=== Exercise requirements ===
Below is a block of records: output all of them exactly and leave out the pictures.

[Dataset excerpt]

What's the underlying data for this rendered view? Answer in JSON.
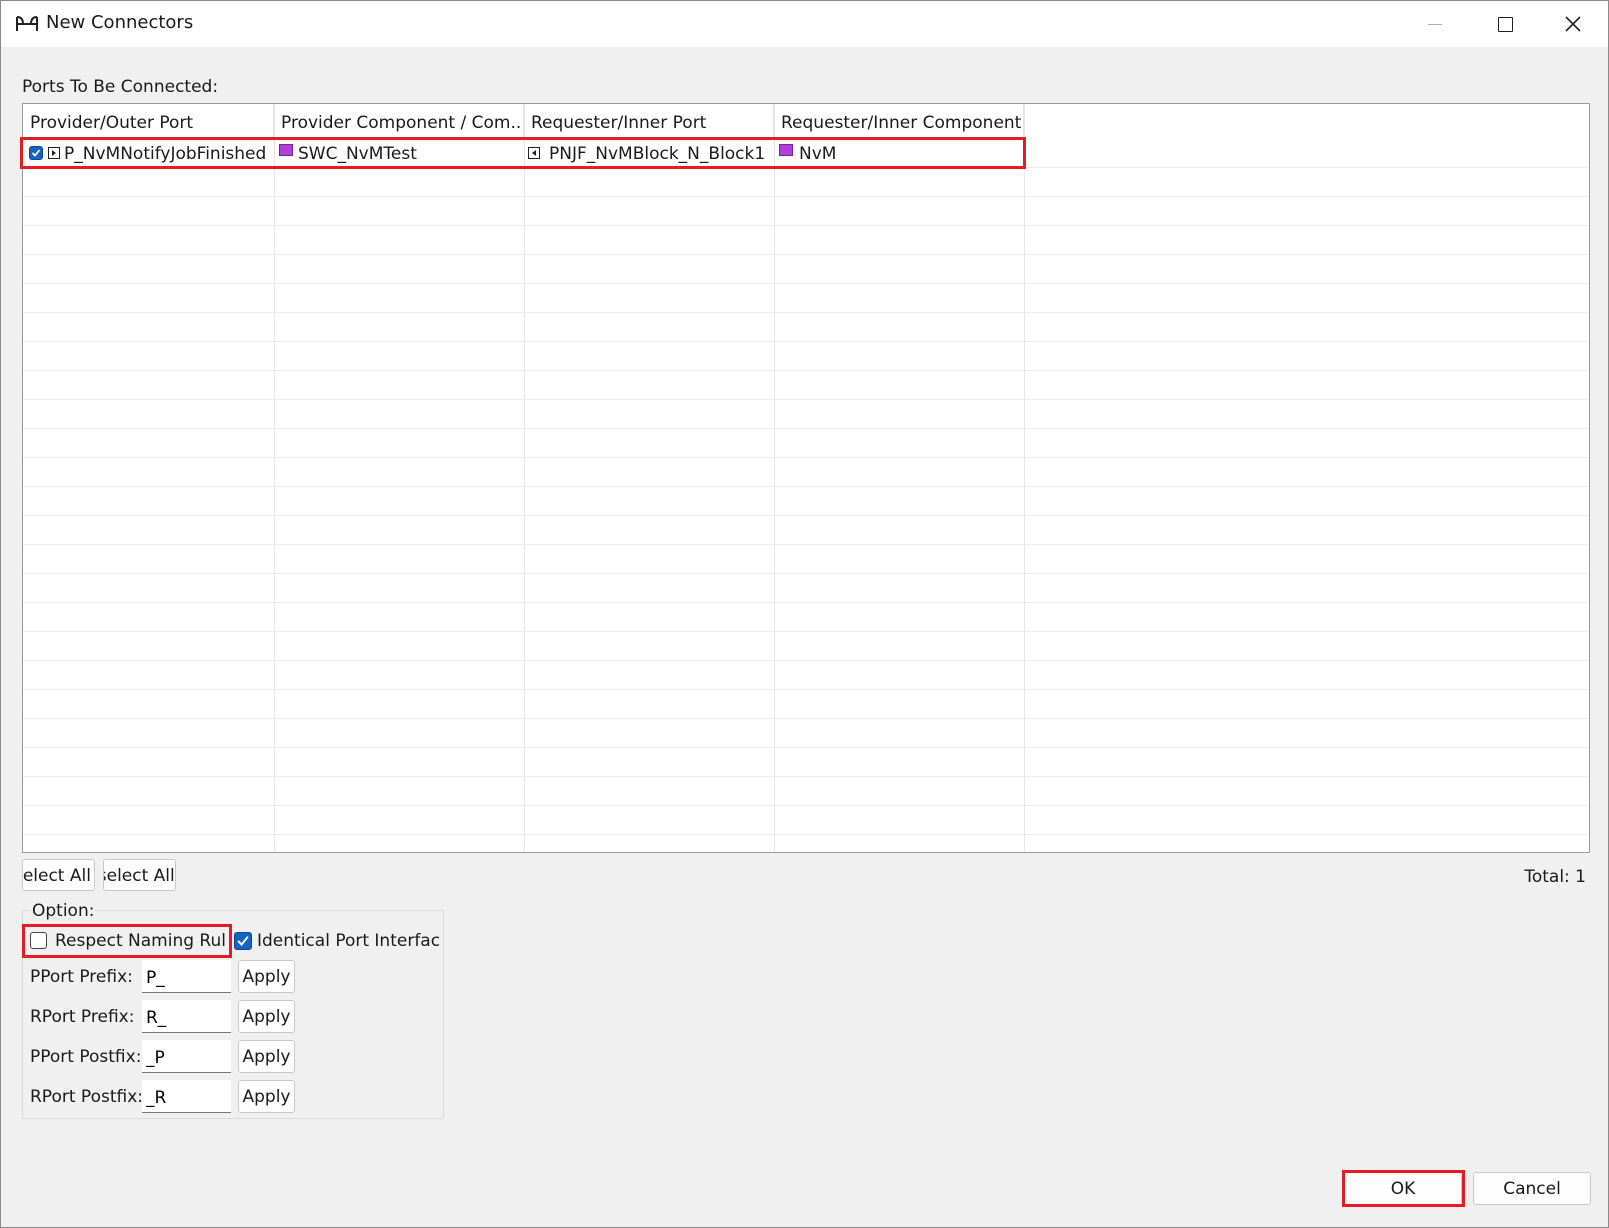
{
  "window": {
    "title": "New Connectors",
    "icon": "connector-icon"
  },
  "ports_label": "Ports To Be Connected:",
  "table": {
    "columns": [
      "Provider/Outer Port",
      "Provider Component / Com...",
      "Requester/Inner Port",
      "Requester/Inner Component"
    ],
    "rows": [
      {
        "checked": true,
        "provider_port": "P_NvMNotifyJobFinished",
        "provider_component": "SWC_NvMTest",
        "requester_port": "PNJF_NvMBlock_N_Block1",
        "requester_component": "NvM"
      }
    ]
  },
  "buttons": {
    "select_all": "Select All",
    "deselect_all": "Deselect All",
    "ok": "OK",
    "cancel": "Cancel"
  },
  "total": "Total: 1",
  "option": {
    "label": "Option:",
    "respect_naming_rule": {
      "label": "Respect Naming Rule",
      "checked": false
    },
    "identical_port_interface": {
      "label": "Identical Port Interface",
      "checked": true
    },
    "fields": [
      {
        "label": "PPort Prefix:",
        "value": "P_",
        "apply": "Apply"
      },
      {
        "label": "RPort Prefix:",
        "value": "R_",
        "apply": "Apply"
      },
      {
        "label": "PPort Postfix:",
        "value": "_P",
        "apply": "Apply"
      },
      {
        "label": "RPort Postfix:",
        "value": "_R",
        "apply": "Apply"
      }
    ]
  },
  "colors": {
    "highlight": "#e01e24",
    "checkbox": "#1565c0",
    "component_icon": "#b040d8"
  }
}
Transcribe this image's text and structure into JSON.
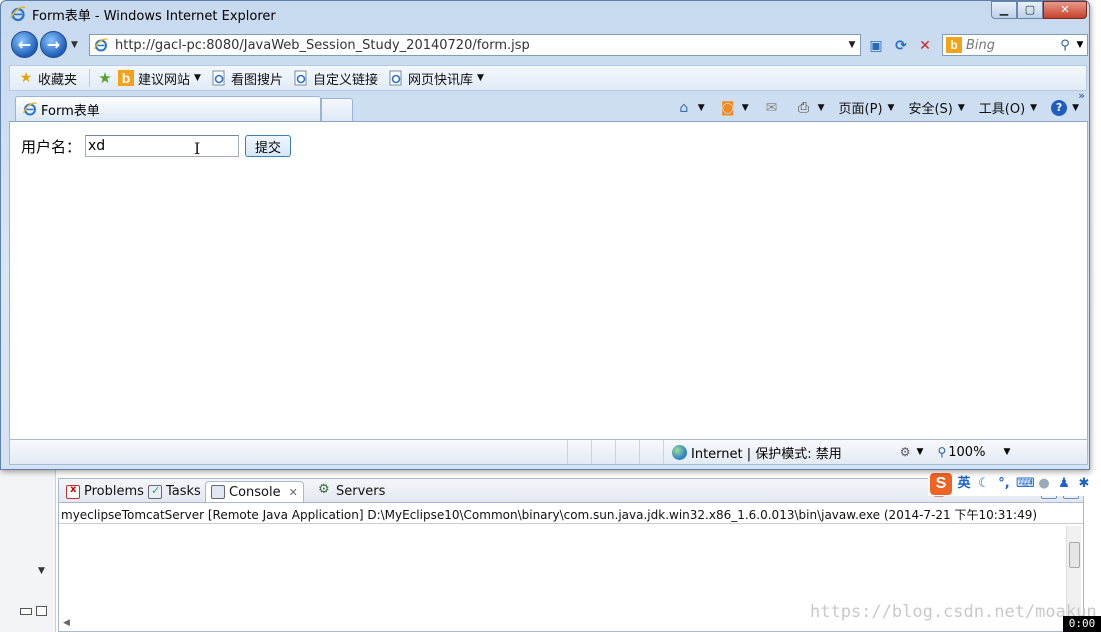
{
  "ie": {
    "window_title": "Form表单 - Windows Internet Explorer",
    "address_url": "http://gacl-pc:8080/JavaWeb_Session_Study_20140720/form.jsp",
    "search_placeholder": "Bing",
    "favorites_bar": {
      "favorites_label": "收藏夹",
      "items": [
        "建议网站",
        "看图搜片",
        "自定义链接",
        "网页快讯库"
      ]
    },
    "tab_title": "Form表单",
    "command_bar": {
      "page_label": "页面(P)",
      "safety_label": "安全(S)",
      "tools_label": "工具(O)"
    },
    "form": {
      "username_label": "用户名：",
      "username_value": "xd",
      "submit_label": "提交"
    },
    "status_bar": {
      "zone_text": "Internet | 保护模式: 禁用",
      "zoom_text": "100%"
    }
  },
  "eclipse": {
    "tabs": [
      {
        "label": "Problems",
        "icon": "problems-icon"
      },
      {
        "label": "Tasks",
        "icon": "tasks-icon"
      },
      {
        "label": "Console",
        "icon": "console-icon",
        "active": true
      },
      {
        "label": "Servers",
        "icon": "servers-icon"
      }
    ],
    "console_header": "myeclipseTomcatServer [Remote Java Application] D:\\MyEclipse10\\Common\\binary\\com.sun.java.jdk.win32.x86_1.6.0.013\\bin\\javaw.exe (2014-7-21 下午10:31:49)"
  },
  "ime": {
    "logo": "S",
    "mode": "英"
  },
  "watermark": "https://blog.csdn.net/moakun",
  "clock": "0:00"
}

=== Reply ===
What's the underlying data for this rendered view? Answer in JSON.
{
  "window": {
    "title": "New Connectors",
    "icon": "connector-icon"
  },
  "ports_label": "Ports To Be Connected:",
  "table": {
    "columns": [
      "Provider/Outer Port",
      "Provider Component / Com...",
      "Requester/Inner Port",
      "Requester/Inner Component"
    ],
    "rows": [
      {
        "checked": true,
        "provider_port": "P_NvMNotifyJobFinished",
        "provider_component": "SWC_NvMTest",
        "requester_port": "PNJF_NvMBlock_N_Block1",
        "requester_component": "NvM"
      }
    ]
  },
  "buttons": {
    "select_all": "Select All",
    "deselect_all": "Deselect All",
    "ok": "OK",
    "cancel": "Cancel"
  },
  "total": "Total: 1",
  "option": {
    "label": "Option:",
    "respect_naming_rule": {
      "label": "Respect Naming Rule",
      "checked": false
    },
    "identical_port_interface": {
      "label": "Identical Port Interface",
      "checked": true
    },
    "fields": [
      {
        "label": "PPort Prefix:",
        "value": "P_",
        "apply": "Apply"
      },
      {
        "label": "RPort Prefix:",
        "value": "R_",
        "apply": "Apply"
      },
      {
        "label": "PPort Postfix:",
        "value": "_P",
        "apply": "Apply"
      },
      {
        "label": "RPort Postfix:",
        "value": "_R",
        "apply": "Apply"
      }
    ]
  },
  "colors": {
    "highlight": "#e01e24",
    "checkbox": "#1565c0",
    "component_icon": "#b040d8"
  }
}
Transcribe this image's text and structure into JSON.
{
  "ie": {
    "window_title": "Form表单 - Windows Internet Explorer",
    "address_url": "http://gacl-pc:8080/JavaWeb_Session_Study_20140720/form.jsp",
    "search_placeholder": "Bing",
    "favorites_bar": {
      "favorites_label": "收藏夹",
      "items": [
        "建议网站",
        "看图搜片",
        "自定义链接",
        "网页快讯库"
      ]
    },
    "tab_title": "Form表单",
    "command_bar": {
      "page_label": "页面(P)",
      "safety_label": "安全(S)",
      "tools_label": "工具(O)"
    },
    "form": {
      "username_label": "用户名：",
      "username_value": "xd",
      "submit_label": "提交"
    },
    "status_bar": {
      "zone_text": "Internet | 保护模式: 禁用",
      "zoom_text": "100%"
    }
  },
  "eclipse": {
    "tabs": [
      {
        "label": "Problems",
        "icon": "problems-icon"
      },
      {
        "label": "Tasks",
        "icon": "tasks-icon"
      },
      {
        "label": "Console",
        "icon": "console-icon",
        "active": true
      },
      {
        "label": "Servers",
        "icon": "servers-icon"
      }
    ],
    "console_header": "myeclipseTomcatServer [Remote Java Application] D:\\MyEclipse10\\Common\\binary\\com.sun.java.jdk.win32.x86_1.6.0.013\\bin\\javaw.exe (2014-7-21 下午10:31:49)"
  },
  "ime": {
    "logo": "S",
    "mode": "英"
  },
  "watermark": "https://blog.csdn.net/moakun",
  "clock": "0:00"
}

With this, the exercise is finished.